**** Given entries ****

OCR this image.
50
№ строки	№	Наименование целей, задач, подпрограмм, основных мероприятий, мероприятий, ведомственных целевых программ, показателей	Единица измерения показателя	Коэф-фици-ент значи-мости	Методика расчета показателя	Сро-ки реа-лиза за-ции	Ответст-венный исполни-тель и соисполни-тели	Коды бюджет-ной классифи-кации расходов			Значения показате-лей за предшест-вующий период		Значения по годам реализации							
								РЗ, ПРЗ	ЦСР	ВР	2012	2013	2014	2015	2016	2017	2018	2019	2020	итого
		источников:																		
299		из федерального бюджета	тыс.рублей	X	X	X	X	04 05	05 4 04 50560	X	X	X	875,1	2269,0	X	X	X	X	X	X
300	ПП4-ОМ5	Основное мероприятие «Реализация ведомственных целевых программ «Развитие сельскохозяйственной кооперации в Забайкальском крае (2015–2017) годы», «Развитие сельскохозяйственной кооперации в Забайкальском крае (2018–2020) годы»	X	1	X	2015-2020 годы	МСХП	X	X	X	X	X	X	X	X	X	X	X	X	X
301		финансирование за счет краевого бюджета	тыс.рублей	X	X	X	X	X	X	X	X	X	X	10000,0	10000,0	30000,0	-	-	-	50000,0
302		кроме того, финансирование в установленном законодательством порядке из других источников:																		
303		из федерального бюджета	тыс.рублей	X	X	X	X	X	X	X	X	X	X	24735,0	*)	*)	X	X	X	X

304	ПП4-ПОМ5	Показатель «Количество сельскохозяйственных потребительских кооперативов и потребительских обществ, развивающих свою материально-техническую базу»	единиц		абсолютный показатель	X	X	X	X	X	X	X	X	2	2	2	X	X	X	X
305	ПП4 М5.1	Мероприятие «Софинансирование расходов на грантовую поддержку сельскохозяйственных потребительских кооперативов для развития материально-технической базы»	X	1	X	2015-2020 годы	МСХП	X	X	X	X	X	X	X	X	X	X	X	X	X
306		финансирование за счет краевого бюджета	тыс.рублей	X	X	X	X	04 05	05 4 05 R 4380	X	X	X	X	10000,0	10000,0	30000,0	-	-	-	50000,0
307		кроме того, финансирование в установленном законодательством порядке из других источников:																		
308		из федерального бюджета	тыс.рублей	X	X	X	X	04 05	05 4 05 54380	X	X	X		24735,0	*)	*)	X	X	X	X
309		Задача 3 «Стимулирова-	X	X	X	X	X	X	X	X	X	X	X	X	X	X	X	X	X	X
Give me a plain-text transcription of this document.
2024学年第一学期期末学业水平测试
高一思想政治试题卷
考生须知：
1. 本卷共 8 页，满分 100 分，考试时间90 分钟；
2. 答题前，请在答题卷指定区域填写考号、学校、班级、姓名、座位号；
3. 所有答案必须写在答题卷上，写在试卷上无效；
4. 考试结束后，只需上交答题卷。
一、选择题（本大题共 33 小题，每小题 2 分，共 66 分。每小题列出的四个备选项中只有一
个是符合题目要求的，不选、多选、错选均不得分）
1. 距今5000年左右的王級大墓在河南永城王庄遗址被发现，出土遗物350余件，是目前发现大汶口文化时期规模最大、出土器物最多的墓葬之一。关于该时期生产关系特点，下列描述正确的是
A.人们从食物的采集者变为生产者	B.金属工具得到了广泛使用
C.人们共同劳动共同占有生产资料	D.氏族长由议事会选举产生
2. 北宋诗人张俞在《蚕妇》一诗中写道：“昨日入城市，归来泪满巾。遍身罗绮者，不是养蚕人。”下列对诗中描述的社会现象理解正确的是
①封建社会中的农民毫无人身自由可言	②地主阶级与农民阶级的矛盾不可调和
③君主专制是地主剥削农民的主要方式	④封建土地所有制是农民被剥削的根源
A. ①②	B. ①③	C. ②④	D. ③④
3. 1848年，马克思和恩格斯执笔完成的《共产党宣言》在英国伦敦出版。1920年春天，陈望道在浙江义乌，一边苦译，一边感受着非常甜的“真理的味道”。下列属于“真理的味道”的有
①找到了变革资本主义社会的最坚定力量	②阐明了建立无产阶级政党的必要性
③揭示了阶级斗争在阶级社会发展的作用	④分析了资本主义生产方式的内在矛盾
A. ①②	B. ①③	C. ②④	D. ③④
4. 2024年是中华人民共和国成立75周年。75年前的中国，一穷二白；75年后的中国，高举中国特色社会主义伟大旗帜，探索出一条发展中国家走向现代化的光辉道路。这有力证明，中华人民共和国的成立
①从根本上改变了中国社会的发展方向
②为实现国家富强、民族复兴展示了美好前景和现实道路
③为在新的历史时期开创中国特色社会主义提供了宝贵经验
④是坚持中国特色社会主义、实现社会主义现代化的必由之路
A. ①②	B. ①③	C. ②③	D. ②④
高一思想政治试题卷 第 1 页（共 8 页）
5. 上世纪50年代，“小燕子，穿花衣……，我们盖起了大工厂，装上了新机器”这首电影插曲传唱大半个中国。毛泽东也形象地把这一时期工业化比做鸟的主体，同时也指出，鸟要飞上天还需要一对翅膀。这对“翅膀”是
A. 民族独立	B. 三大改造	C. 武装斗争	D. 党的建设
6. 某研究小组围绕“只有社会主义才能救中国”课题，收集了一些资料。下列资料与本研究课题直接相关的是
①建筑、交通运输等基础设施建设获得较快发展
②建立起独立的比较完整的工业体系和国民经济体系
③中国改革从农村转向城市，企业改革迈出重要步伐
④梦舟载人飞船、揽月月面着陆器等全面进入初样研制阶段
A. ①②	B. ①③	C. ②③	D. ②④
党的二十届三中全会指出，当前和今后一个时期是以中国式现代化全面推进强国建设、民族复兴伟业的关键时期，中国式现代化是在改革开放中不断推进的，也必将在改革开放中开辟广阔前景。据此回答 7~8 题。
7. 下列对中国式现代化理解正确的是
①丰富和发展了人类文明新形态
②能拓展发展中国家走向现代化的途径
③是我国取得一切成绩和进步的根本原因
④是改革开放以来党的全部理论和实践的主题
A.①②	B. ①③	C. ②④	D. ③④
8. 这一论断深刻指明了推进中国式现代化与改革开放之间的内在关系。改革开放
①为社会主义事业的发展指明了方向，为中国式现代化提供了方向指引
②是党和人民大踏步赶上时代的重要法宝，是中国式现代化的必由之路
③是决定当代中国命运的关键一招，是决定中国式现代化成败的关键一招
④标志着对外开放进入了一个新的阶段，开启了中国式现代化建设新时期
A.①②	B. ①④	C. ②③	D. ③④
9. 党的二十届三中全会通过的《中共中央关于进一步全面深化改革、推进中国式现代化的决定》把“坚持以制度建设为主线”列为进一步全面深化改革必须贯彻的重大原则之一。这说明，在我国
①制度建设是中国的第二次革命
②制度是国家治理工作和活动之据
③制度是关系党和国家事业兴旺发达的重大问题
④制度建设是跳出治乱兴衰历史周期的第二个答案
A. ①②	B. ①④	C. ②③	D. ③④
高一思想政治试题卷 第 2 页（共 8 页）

****

#### [What the task asks]
List the lines that contain the word "高一思想政治试题卷".

#### [Exercise response]
高一思想政治试题卷
高一思想政治试题卷 第 1 页（共 8 页）
高一思想政治试题卷 第 2 页（共 8 页）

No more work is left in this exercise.